■ **Exercise aim**
Work out how many lines of the listing hold "ages", then state only that count.

--- START Stored data ---

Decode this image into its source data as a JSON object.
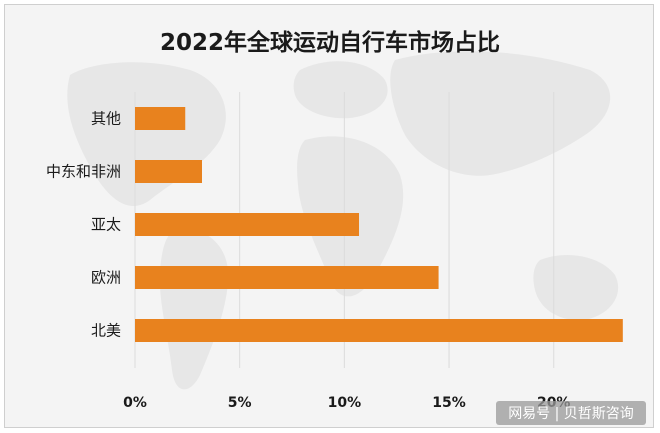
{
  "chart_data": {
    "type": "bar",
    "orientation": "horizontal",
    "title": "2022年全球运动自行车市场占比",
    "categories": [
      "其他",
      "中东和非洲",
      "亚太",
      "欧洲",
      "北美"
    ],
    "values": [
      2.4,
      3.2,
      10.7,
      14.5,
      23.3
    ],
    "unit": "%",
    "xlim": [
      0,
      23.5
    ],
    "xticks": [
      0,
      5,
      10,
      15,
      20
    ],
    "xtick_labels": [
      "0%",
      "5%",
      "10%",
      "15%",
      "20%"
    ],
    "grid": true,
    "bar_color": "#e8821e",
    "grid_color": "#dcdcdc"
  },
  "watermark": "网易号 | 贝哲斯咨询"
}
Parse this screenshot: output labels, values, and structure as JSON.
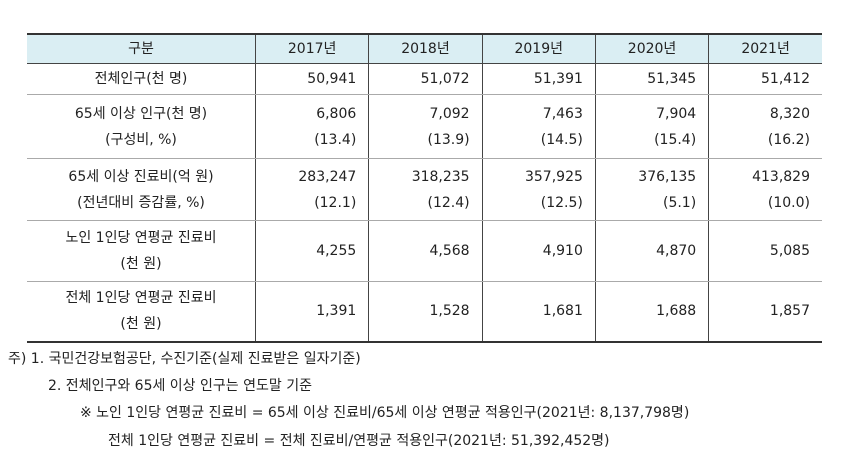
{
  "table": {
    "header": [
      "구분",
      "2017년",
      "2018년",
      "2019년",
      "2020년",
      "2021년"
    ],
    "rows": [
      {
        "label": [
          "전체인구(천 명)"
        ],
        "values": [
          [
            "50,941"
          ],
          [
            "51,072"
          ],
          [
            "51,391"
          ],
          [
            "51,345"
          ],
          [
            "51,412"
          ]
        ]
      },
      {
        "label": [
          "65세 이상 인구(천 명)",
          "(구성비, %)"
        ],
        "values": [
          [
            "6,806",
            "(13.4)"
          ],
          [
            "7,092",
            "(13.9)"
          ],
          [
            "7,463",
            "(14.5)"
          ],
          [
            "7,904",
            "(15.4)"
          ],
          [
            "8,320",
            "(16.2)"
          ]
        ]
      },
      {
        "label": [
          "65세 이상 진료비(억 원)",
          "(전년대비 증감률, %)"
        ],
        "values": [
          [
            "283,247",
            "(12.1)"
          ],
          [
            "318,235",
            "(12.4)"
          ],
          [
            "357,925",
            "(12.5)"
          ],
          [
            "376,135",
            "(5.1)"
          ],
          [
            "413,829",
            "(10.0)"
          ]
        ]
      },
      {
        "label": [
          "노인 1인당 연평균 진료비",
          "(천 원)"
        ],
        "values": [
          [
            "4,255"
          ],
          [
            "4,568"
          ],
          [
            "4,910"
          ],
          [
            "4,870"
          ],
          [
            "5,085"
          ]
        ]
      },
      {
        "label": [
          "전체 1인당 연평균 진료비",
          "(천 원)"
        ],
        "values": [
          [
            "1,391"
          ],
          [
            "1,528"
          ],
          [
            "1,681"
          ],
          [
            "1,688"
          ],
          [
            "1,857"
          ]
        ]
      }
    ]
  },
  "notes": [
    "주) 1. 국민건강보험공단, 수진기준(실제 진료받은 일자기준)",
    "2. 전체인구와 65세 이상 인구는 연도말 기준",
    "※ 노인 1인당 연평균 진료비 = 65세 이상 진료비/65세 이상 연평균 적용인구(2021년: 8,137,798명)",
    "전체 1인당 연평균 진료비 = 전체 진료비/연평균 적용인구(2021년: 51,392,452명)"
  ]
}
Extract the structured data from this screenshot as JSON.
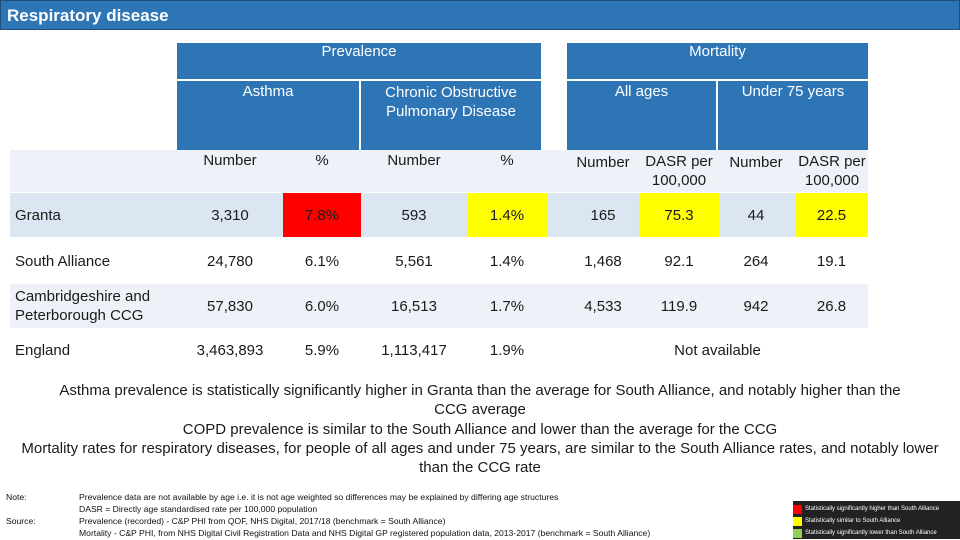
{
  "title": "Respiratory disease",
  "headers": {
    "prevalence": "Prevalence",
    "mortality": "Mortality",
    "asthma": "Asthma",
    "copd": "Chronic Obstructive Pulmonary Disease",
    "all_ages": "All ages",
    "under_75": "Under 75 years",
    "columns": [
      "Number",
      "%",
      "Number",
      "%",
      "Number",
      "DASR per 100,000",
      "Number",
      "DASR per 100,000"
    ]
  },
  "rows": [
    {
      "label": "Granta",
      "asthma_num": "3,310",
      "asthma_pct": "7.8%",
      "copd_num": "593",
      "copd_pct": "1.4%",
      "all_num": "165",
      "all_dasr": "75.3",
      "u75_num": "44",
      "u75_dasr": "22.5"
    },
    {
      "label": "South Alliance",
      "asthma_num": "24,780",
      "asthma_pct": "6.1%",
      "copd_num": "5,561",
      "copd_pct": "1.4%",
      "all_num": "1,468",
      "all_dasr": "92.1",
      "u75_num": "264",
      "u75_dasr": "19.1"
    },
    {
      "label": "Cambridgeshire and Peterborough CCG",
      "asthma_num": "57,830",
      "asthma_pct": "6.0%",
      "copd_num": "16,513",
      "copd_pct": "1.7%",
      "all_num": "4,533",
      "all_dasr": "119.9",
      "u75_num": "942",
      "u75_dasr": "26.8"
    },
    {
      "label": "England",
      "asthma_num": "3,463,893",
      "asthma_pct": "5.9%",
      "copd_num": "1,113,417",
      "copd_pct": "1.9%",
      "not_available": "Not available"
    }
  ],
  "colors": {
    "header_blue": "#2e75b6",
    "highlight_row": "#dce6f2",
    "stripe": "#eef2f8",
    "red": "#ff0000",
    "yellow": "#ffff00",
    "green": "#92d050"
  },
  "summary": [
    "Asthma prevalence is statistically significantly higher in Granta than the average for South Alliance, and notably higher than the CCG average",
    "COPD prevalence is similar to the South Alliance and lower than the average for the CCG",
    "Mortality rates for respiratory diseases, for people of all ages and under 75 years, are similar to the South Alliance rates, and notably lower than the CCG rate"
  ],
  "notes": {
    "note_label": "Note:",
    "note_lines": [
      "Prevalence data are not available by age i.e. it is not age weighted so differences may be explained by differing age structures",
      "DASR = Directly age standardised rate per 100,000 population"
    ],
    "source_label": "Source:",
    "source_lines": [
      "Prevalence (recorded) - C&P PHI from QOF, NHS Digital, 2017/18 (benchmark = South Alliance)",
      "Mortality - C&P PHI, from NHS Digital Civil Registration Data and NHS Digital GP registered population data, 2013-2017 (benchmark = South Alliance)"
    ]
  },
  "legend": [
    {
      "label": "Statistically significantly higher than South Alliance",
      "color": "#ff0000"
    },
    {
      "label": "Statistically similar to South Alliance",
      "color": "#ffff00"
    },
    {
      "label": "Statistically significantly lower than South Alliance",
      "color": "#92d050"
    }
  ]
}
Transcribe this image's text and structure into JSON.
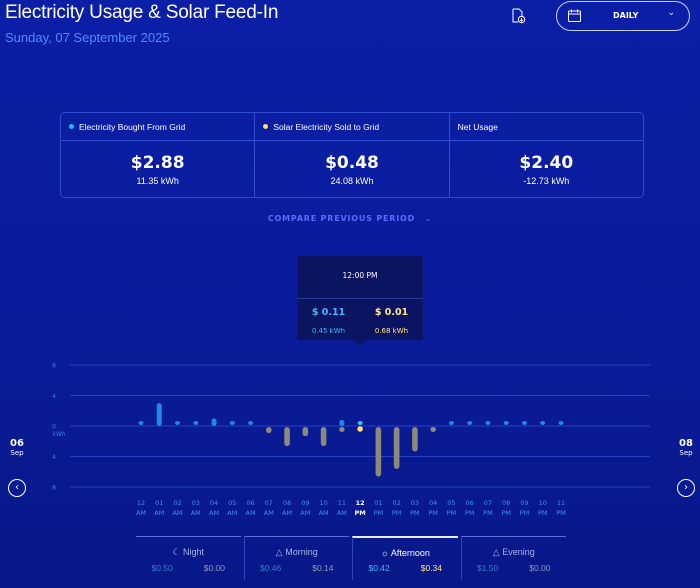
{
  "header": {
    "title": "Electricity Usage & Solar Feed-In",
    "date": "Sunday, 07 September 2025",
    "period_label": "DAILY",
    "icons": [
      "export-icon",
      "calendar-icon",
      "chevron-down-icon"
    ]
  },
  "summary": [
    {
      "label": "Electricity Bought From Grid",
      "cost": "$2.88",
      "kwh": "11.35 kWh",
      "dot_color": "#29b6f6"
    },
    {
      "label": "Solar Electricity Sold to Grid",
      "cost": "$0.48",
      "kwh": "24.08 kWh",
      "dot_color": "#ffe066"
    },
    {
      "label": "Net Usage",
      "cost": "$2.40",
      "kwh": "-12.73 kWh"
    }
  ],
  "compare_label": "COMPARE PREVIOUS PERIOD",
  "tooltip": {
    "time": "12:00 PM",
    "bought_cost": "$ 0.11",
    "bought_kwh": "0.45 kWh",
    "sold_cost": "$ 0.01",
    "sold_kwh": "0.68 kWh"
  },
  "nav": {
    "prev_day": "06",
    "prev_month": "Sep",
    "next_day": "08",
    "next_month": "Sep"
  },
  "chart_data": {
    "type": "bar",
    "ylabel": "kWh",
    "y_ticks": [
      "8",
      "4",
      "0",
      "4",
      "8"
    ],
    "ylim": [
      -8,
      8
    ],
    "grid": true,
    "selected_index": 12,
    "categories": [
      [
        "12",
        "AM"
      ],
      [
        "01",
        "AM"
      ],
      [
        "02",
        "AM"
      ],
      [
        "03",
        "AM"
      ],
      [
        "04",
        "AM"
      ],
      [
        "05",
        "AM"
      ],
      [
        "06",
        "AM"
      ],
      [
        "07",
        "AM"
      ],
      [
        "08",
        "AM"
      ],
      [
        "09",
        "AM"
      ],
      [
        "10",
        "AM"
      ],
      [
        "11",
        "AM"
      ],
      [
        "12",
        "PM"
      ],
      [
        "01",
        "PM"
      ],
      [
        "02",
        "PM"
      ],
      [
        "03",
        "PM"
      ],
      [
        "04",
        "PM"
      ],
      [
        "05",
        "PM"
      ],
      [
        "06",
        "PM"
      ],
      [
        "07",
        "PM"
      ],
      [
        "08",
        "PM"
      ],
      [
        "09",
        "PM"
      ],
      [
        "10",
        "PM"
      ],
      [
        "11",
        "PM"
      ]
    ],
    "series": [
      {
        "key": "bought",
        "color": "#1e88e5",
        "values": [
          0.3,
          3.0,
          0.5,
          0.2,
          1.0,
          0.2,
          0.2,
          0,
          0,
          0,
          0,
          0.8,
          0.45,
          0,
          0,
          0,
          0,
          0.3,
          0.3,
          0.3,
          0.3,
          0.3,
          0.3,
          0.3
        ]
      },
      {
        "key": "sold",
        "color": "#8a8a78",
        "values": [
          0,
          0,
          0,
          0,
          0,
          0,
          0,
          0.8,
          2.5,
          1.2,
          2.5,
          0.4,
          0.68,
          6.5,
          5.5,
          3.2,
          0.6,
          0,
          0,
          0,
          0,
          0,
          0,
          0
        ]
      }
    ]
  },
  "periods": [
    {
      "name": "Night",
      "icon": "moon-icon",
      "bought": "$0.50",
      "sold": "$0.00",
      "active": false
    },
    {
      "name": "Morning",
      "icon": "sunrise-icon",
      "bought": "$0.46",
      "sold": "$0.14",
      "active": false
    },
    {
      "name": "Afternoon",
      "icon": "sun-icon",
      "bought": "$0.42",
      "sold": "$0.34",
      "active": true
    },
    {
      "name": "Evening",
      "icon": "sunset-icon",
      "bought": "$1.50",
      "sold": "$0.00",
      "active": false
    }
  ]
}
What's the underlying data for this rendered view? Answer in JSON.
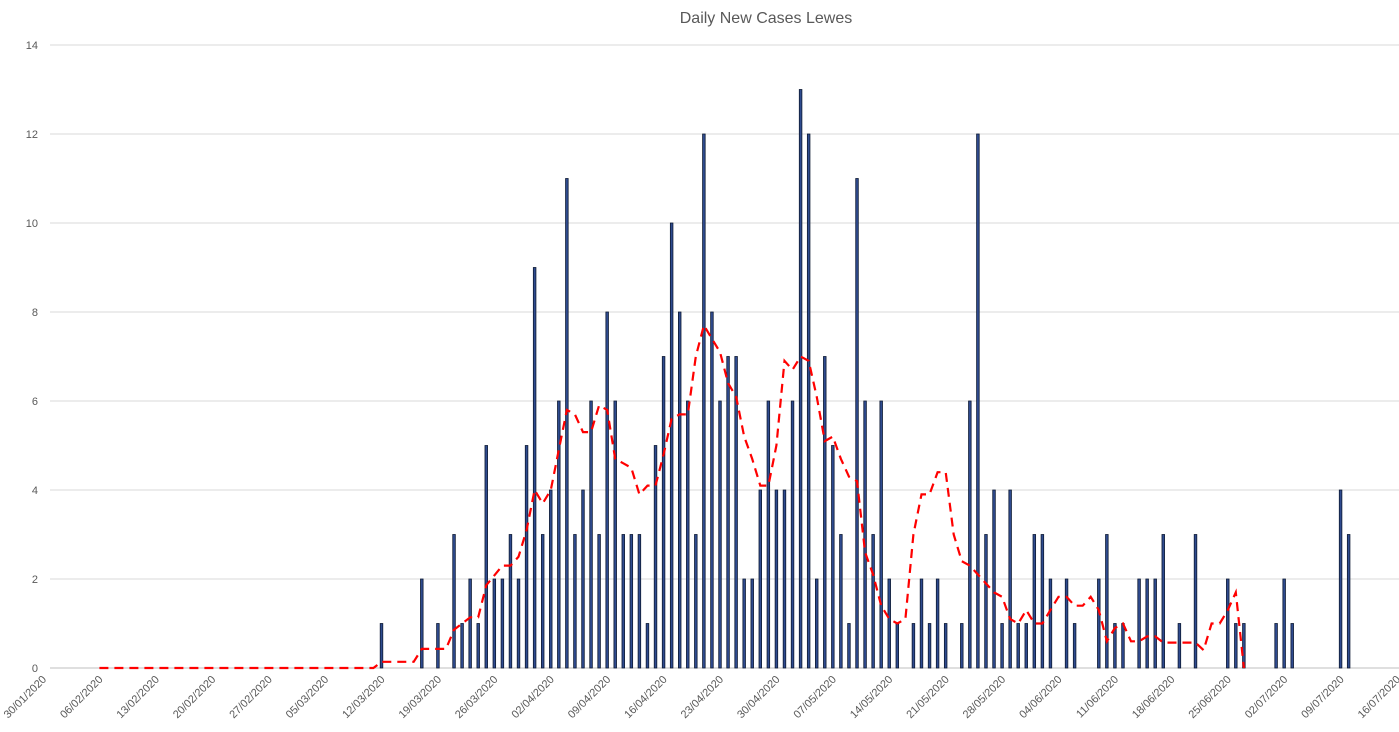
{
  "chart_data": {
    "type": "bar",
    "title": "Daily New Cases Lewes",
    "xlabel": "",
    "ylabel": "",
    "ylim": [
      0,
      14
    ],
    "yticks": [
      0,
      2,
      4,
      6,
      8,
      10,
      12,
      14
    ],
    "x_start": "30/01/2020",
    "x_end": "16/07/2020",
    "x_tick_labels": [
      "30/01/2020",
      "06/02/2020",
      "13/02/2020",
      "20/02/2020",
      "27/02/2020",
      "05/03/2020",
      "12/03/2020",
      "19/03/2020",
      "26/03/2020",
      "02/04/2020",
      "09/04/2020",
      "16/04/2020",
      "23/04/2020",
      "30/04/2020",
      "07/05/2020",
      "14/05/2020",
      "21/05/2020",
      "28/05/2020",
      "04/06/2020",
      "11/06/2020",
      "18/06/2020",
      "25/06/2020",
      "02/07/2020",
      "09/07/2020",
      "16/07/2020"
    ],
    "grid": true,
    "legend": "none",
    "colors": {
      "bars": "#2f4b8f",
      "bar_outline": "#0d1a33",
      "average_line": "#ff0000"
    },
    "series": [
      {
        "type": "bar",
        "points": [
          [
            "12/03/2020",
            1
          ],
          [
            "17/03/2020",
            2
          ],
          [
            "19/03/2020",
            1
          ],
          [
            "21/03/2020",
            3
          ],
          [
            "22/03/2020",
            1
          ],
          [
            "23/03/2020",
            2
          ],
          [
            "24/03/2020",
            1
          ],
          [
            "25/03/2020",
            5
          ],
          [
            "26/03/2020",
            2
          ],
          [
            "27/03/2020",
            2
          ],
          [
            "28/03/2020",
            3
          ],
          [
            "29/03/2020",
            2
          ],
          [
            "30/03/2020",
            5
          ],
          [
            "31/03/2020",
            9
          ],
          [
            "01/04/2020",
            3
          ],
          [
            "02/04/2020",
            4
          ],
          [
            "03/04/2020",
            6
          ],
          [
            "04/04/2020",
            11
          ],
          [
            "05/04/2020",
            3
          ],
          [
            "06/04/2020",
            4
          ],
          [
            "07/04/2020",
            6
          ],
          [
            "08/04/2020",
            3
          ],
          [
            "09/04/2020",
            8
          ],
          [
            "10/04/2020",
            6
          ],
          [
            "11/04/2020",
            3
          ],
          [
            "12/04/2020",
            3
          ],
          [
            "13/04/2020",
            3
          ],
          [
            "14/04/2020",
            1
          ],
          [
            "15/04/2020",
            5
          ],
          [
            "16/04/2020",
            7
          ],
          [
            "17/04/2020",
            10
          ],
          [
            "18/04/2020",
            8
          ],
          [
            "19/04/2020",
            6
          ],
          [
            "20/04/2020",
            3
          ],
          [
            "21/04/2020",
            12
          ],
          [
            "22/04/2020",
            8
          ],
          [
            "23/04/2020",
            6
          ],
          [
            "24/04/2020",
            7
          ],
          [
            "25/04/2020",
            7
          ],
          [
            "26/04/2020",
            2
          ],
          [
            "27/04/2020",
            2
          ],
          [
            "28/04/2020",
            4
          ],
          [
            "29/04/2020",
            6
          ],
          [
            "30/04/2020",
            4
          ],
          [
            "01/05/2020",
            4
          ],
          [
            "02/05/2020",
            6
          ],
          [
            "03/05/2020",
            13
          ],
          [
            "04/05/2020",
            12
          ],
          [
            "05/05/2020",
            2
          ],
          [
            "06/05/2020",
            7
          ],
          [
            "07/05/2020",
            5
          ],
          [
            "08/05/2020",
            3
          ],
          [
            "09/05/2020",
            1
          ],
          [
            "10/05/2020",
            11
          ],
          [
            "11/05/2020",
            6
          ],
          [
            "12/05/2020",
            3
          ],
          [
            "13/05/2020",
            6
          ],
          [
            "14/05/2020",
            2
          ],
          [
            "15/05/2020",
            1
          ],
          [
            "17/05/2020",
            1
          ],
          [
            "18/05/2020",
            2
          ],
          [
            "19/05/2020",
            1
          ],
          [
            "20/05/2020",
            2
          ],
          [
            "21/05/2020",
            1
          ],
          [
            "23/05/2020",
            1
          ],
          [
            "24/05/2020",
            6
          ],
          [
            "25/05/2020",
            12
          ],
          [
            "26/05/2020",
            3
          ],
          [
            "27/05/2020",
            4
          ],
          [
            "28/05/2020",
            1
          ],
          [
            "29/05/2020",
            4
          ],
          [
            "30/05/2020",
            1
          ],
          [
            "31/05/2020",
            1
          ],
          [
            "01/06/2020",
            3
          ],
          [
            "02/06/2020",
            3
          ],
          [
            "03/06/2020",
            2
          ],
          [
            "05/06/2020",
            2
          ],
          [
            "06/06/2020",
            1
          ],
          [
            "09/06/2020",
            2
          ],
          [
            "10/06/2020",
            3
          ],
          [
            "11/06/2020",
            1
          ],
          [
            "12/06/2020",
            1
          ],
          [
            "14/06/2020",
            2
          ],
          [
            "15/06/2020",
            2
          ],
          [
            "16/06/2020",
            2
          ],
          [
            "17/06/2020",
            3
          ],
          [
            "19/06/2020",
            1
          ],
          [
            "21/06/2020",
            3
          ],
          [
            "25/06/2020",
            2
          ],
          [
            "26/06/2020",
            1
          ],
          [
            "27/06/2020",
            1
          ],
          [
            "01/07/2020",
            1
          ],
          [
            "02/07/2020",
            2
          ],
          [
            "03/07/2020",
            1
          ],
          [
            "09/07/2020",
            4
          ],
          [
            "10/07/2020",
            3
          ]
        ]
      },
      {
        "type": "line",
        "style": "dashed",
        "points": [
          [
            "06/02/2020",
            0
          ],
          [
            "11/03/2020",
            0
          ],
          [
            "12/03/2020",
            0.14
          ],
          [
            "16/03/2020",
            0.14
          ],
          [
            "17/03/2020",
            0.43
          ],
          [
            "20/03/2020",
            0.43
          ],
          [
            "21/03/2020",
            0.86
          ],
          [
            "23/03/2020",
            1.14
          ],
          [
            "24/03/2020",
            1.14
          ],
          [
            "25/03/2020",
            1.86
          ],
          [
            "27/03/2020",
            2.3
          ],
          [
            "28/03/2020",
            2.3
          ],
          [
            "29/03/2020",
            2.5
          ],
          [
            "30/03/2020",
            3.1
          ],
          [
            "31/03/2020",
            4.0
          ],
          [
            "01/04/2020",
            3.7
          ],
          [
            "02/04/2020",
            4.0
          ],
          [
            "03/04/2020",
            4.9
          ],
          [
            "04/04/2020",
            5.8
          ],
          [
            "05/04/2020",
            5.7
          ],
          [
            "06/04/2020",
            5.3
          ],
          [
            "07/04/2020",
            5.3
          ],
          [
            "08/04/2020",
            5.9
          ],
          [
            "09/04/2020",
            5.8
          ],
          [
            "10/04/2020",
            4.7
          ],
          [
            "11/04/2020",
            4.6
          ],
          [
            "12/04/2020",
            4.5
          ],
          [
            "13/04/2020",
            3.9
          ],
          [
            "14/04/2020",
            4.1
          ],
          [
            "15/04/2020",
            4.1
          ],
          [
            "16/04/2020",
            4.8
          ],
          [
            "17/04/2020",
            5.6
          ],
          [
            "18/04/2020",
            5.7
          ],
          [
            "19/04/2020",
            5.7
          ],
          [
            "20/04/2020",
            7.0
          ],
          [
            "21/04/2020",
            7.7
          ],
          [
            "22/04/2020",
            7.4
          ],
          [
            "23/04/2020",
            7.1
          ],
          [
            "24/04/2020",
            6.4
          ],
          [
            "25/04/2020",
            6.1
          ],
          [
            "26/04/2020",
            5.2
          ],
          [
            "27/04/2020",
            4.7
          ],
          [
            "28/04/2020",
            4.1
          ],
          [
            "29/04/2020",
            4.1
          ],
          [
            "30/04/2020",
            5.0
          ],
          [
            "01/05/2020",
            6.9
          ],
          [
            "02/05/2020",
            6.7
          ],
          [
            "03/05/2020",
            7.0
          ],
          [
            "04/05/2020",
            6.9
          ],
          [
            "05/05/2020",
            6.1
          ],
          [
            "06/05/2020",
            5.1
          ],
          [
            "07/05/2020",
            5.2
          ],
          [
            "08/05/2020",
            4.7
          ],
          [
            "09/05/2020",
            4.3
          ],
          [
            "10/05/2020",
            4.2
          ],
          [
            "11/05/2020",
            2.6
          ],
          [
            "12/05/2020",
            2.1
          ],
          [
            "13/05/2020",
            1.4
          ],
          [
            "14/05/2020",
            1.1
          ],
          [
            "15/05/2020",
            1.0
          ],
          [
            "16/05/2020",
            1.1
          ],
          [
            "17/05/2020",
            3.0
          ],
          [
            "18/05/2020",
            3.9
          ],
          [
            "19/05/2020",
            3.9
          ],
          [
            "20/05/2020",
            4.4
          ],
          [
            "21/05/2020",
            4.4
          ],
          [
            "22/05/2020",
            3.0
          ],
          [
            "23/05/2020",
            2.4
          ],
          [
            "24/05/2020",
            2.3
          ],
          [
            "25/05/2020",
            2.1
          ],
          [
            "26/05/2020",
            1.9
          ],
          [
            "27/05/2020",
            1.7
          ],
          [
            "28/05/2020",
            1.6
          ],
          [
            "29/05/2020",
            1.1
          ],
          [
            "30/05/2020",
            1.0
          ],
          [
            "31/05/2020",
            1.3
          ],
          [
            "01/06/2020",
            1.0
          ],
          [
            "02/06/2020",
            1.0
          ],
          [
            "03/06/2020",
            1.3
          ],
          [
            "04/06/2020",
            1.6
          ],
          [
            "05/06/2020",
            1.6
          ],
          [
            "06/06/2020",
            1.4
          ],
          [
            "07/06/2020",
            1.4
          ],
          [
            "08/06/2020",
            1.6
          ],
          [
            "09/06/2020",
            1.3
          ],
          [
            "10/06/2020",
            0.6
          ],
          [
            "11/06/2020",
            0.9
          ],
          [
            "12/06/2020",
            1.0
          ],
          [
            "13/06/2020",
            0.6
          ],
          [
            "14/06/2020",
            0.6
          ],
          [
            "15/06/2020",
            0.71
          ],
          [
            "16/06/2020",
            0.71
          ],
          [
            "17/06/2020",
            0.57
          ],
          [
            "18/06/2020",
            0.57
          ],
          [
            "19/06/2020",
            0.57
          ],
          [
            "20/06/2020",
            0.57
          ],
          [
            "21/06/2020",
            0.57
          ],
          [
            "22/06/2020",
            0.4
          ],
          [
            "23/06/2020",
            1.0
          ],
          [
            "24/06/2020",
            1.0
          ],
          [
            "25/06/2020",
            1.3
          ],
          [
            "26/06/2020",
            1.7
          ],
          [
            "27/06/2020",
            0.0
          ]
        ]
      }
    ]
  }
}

--- END Stored data ---

■ **Final answer**
2